▶ _Directions for this task_
Return all lines in the material below that contain "graph".
======
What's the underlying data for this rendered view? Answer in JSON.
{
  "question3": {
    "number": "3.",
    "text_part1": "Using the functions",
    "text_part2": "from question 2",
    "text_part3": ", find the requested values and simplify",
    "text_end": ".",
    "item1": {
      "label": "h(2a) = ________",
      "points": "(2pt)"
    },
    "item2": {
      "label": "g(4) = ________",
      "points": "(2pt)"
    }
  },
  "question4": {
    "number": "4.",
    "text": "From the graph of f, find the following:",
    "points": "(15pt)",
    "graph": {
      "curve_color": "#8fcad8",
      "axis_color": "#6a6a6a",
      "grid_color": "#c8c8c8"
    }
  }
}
======
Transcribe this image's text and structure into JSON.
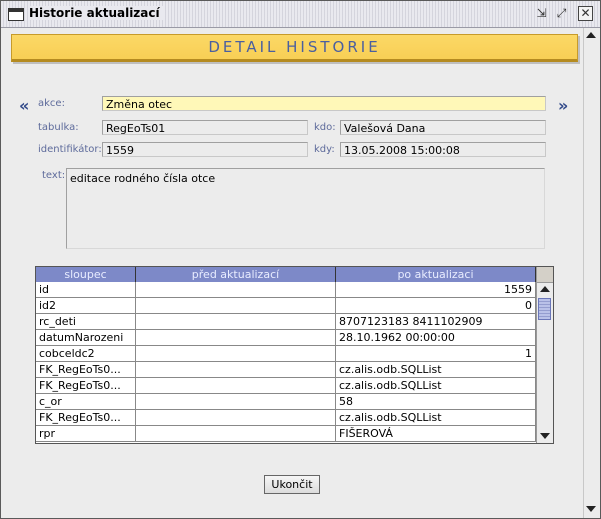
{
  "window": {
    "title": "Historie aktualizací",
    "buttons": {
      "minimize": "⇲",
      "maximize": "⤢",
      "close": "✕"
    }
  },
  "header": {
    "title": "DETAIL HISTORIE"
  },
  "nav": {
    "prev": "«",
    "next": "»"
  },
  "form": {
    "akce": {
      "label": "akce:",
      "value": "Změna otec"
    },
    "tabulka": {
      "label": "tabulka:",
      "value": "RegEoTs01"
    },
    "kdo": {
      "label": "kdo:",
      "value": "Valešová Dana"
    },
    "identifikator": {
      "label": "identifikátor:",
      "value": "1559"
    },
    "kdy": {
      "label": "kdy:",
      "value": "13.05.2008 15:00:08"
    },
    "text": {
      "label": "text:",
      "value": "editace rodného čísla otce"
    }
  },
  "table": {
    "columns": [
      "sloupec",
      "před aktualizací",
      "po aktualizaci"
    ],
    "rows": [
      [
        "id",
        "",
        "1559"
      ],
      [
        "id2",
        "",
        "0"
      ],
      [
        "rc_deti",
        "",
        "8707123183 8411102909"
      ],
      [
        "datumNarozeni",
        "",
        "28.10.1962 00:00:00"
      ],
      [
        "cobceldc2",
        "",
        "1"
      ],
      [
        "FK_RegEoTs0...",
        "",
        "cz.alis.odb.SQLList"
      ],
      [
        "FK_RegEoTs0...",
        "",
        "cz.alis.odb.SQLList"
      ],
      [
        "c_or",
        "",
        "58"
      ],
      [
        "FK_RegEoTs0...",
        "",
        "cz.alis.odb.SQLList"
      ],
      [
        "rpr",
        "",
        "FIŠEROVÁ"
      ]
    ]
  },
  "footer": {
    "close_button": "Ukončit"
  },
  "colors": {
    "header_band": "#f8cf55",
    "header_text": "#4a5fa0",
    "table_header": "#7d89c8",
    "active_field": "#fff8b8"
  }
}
======
▶ _Solution to this task_
    "text": "From the graph of f, find the following:",
    "graph": {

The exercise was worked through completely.